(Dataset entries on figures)
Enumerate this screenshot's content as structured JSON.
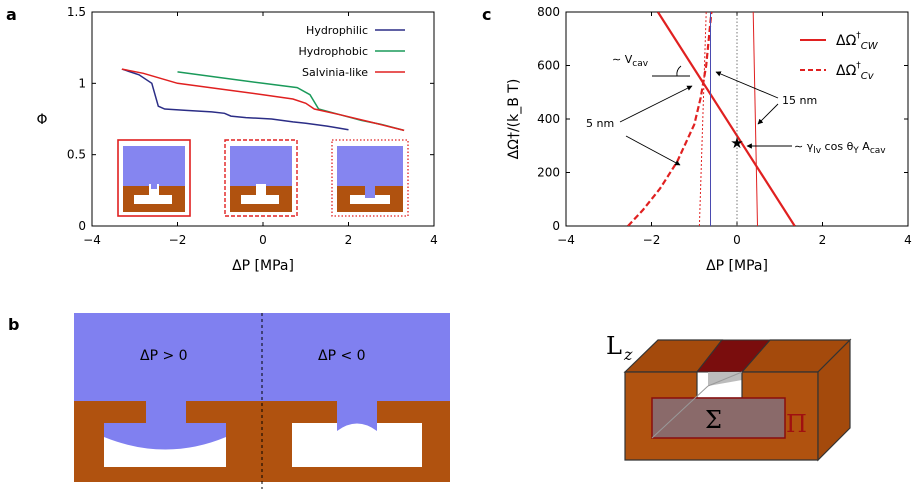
{
  "figure": {
    "panel_a": "a",
    "panel_b": "b",
    "panel_c": "c",
    "b_left": "ΔP > 0",
    "b_right": "ΔP < 0",
    "geom_Lz": "L",
    "geom_Lz_sub": "z",
    "geom_Sigma": "Σ",
    "geom_Pi": "Π"
  },
  "chart_data": [
    {
      "type": "line",
      "xlabel": "ΔP [MPa]",
      "ylabel": "Φ",
      "xlim": [
        -4,
        4
      ],
      "ylim": [
        0,
        1.5
      ],
      "xticks": [
        "−4",
        "−2",
        "0",
        "2",
        "4"
      ],
      "yticks": [
        "0",
        "0.5",
        "1",
        "1.5"
      ],
      "legend_position": "top-right",
      "series": [
        {
          "name": "Hydrophilic",
          "color": "#2b2d86",
          "x": [
            -3.3,
            -2.9,
            -2.6,
            -2.45,
            -2.3,
            -1.8,
            -1.2,
            -0.9,
            -0.75,
            -0.4,
            0.2,
            0.7,
            1.0,
            1.5,
            2.0
          ],
          "y": [
            1.1,
            1.06,
            1.0,
            0.84,
            0.82,
            0.81,
            0.8,
            0.79,
            0.77,
            0.76,
            0.75,
            0.73,
            0.72,
            0.7,
            0.675
          ]
        },
        {
          "name": "Hydrophobic",
          "color": "#1a9a5a",
          "x": [
            -2.0,
            -1.0,
            0.0,
            0.8,
            1.1,
            1.3,
            1.8,
            2.3,
            2.8,
            3.3
          ],
          "y": [
            1.08,
            1.04,
            1.0,
            0.97,
            0.92,
            0.82,
            0.78,
            0.74,
            0.71,
            0.67
          ]
        },
        {
          "name": "Salvinia-like",
          "color": "#e02020",
          "x": [
            -3.3,
            -2.8,
            -2.0,
            -1.0,
            0.0,
            0.7,
            1.0,
            1.2,
            1.8,
            2.5,
            3.3
          ],
          "y": [
            1.1,
            1.07,
            1.0,
            0.96,
            0.92,
            0.89,
            0.86,
            0.82,
            0.78,
            0.73,
            0.67
          ]
        }
      ]
    },
    {
      "type": "line",
      "xlabel": "ΔP [MPa]",
      "ylabel": "ΔΩ†/(k_B T)",
      "xlim": [
        -4,
        4
      ],
      "ylim": [
        0,
        800
      ],
      "xticks": [
        "−4",
        "−2",
        "0",
        "2",
        "4"
      ],
      "yticks": [
        "0",
        "200",
        "400",
        "600",
        "800"
      ],
      "legend_position": "top-right",
      "series": [
        {
          "name": "ΔΩ†_CW",
          "color": "#e02020",
          "style": "solid",
          "x": [
            -1.85,
            1.35
          ],
          "y": [
            800,
            0
          ]
        },
        {
          "name": "ΔΩ†_Cv",
          "color": "#e02020",
          "style": "dashed",
          "x": [
            -2.55,
            -2.2,
            -1.8,
            -1.4,
            -1.0,
            -0.85,
            -0.72,
            -0.6
          ],
          "y": [
            0,
            60,
            140,
            240,
            380,
            480,
            600,
            800
          ]
        },
        {
          "color": "#e02020",
          "style": "thin-solid",
          "x": [
            0.38,
            0.48
          ],
          "y": [
            800,
            0
          ]
        },
        {
          "color": "#e02020",
          "style": "thin-dotted",
          "x": [
            -0.88,
            -0.72
          ],
          "y": [
            0,
            800
          ]
        },
        {
          "color": "#4a4ab0",
          "style": "thin-solid",
          "x": [
            -0.62,
            -0.62
          ],
          "y": [
            0,
            800
          ]
        },
        {
          "color": "#555555",
          "style": "dotted",
          "x": [
            0,
            0
          ],
          "y": [
            0,
            800
          ]
        }
      ],
      "legend": [
        {
          "label": "ΔΩ",
          "sup": "†",
          "sub": "CW"
        },
        {
          "label": "ΔΩ",
          "sup": "†",
          "sub": "Cv"
        }
      ],
      "annotations": {
        "vcav": "∼ V",
        "vcav_sub": "cav",
        "nm5": "5 nm",
        "nm15": "15 nm",
        "gamma": "∼ γ",
        "gamma_sub": "lv",
        "gamma_mid": " cos θ",
        "gamma_sub2": "Y",
        "gamma_tail": " A",
        "gamma_sub3": "cav"
      }
    }
  ]
}
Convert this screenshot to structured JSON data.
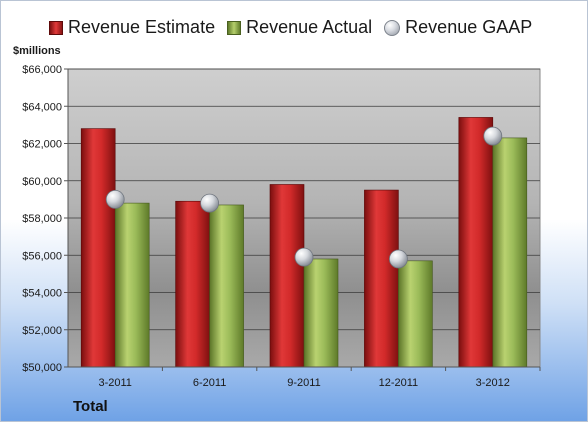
{
  "legend": {
    "estimate_label": "Revenue Estimate",
    "actual_label": "Revenue Actual",
    "gaap_label": "Revenue GAAP"
  },
  "unit_label": "$millions",
  "footer_label": "Total",
  "colors": {
    "estimate": "#d42a2a",
    "actual": "#9bbb59",
    "gaap": "#c9ccd2"
  },
  "chart_data": {
    "type": "bar",
    "categories": [
      "3-2011",
      "6-2011",
      "9-2011",
      "12-2011",
      "3-2012"
    ],
    "series": [
      {
        "name": "Revenue Estimate",
        "kind": "bar",
        "values": [
          62800,
          58900,
          59800,
          59500,
          63400
        ]
      },
      {
        "name": "Revenue Actual",
        "kind": "bar",
        "values": [
          58800,
          58700,
          55800,
          55700,
          62300
        ]
      },
      {
        "name": "Revenue GAAP",
        "kind": "marker",
        "values": [
          59000,
          58800,
          55900,
          55800,
          62400
        ]
      }
    ],
    "ylim": [
      50000,
      66000
    ],
    "yticks": [
      50000,
      52000,
      54000,
      56000,
      58000,
      60000,
      62000,
      64000,
      66000
    ],
    "ytick_labels": [
      "$50,000",
      "$52,000",
      "$54,000",
      "$56,000",
      "$58,000",
      "$60,000",
      "$62,000",
      "$64,000",
      "$66,000"
    ],
    "grid": true,
    "legend_position": "top"
  }
}
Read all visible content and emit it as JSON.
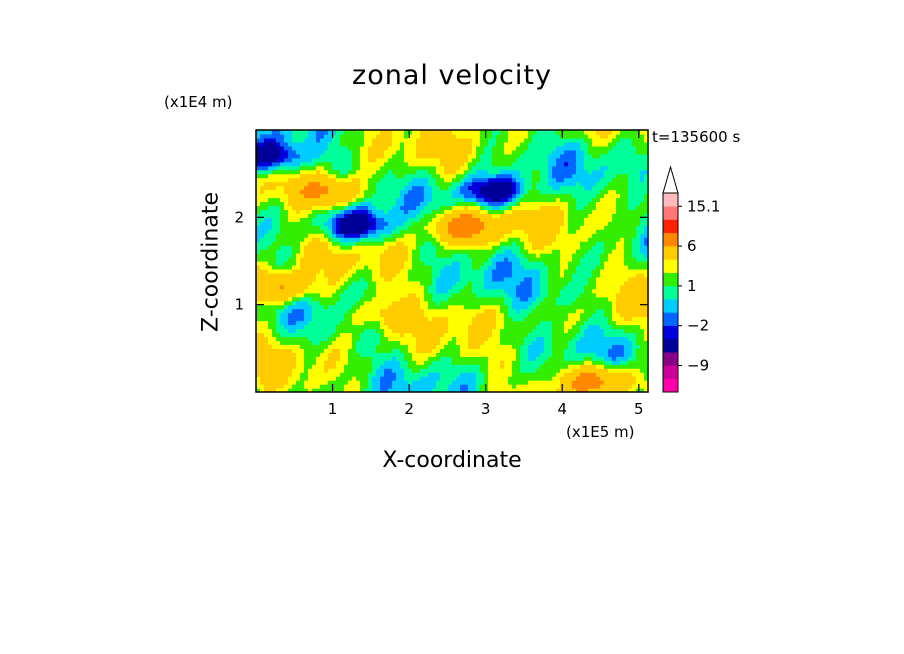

▸ WHAT IS NEEDED
All the material shown above is to be copied exactly, with no pictures carried over.

▸ TASK RESULT
Enumerate this screenshot's content as structured JSON.
{
  "figure": {
    "panel_a": "a",
    "panel_b": "b",
    "panel_c": "c",
    "b_left": "ΔP > 0",
    "b_right": "ΔP < 0",
    "geom_Lz": "L",
    "geom_Lz_sub": "z",
    "geom_Sigma": "Σ",
    "geom_Pi": "Π"
  },
  "chart_data": [
    {
      "type": "line",
      "xlabel": "ΔP [MPa]",
      "ylabel": "Φ",
      "xlim": [
        -4,
        4
      ],
      "ylim": [
        0,
        1.5
      ],
      "xticks": [
        "−4",
        "−2",
        "0",
        "2",
        "4"
      ],
      "yticks": [
        "0",
        "0.5",
        "1",
        "1.5"
      ],
      "legend_position": "top-right",
      "series": [
        {
          "name": "Hydrophilic",
          "color": "#2b2d86",
          "x": [
            -3.3,
            -2.9,
            -2.6,
            -2.45,
            -2.3,
            -1.8,
            -1.2,
            -0.9,
            -0.75,
            -0.4,
            0.2,
            0.7,
            1.0,
            1.5,
            2.0
          ],
          "y": [
            1.1,
            1.06,
            1.0,
            0.84,
            0.82,
            0.81,
            0.8,
            0.79,
            0.77,
            0.76,
            0.75,
            0.73,
            0.72,
            0.7,
            0.675
          ]
        },
        {
          "name": "Hydrophobic",
          "color": "#1a9a5a",
          "x": [
            -2.0,
            -1.0,
            0.0,
            0.8,
            1.1,
            1.3,
            1.8,
            2.3,
            2.8,
            3.3
          ],
          "y": [
            1.08,
            1.04,
            1.0,
            0.97,
            0.92,
            0.82,
            0.78,
            0.74,
            0.71,
            0.67
          ]
        },
        {
          "name": "Salvinia-like",
          "color": "#e02020",
          "x": [
            -3.3,
            -2.8,
            -2.0,
            -1.0,
            0.0,
            0.7,
            1.0,
            1.2,
            1.8,
            2.5,
            3.3
          ],
          "y": [
            1.1,
            1.07,
            1.0,
            0.96,
            0.92,
            0.89,
            0.86,
            0.82,
            0.78,
            0.73,
            0.67
          ]
        }
      ]
    },
    {
      "type": "line",
      "xlabel": "ΔP [MPa]",
      "ylabel": "ΔΩ†/(k_B T)",
      "xlim": [
        -4,
        4
      ],
      "ylim": [
        0,
        800
      ],
      "xticks": [
        "−4",
        "−2",
        "0",
        "2",
        "4"
      ],
      "yticks": [
        "0",
        "200",
        "400",
        "600",
        "800"
      ],
      "legend_position": "top-right",
      "series": [
        {
          "name": "ΔΩ†_CW",
          "color": "#e02020",
          "style": "solid",
          "x": [
            -1.85,
            1.35
          ],
          "y": [
            800,
            0
          ]
        },
        {
          "name": "ΔΩ†_Cv",
          "color": "#e02020",
          "style": "dashed",
          "x": [
            -2.55,
            -2.2,
            -1.8,
            -1.4,
            -1.0,
            -0.85,
            -0.72,
            -0.6
          ],
          "y": [
            0,
            60,
            140,
            240,
            380,
            480,
            600,
            800
          ]
        },
        {
          "color": "#e02020",
          "style": "thin-solid",
          "x": [
            0.38,
            0.48
          ],
          "y": [
            800,
            0
          ]
        },
        {
          "color": "#e02020",
          "style": "thin-dotted",
          "x": [
            -0.88,
            -0.72
          ],
          "y": [
            0,
            800
          ]
        },
        {
          "color": "#4a4ab0",
          "style": "thin-solid",
          "x": [
            -0.62,
            -0.62
          ],
          "y": [
            0,
            800
          ]
        },
        {
          "color": "#555555",
          "style": "dotted",
          "x": [
            0,
            0
          ],
          "y": [
            0,
            800
          ]
        }
      ],
      "legend": [
        {
          "label": "ΔΩ",
          "sup": "†",
          "sub": "CW"
        },
        {
          "label": "ΔΩ",
          "sup": "†",
          "sub": "Cv"
        }
      ],
      "annotations": {
        "vcav": "∼ V",
        "vcav_sub": "cav",
        "nm5": "5 nm",
        "nm15": "15 nm",
        "gamma": "∼ γ",
        "gamma_sub": "lv",
        "gamma_mid": " cos θ",
        "gamma_sub2": "Y",
        "gamma_tail": " A",
        "gamma_sub3": "cav"
      }
    }
  ]
}
Convert this screenshot to structured JSON data.
{
  "legend": {
    "estimate_label": "Revenue Estimate",
    "actual_label": "Revenue Actual",
    "gaap_label": "Revenue GAAP"
  },
  "unit_label": "$millions",
  "footer_label": "Total",
  "colors": {
    "estimate": "#d42a2a",
    "actual": "#9bbb59",
    "gaap": "#c9ccd2"
  },
  "chart_data": {
    "type": "bar",
    "categories": [
      "3-2011",
      "6-2011",
      "9-2011",
      "12-2011",
      "3-2012"
    ],
    "series": [
      {
        "name": "Revenue Estimate",
        "kind": "bar",
        "values": [
          62800,
          58900,
          59800,
          59500,
          63400
        ]
      },
      {
        "name": "Revenue Actual",
        "kind": "bar",
        "values": [
          58800,
          58700,
          55800,
          55700,
          62300
        ]
      },
      {
        "name": "Revenue GAAP",
        "kind": "marker",
        "values": [
          59000,
          58800,
          55900,
          55800,
          62400
        ]
      }
    ],
    "ylim": [
      50000,
      66000
    ],
    "yticks": [
      50000,
      52000,
      54000,
      56000,
      58000,
      60000,
      62000,
      64000,
      66000
    ],
    "ytick_labels": [
      "$50,000",
      "$52,000",
      "$54,000",
      "$56,000",
      "$58,000",
      "$60,000",
      "$62,000",
      "$64,000",
      "$66,000"
    ],
    "grid": true,
    "legend_position": "top"
  }
}
Read all visible content and emit it as JSON.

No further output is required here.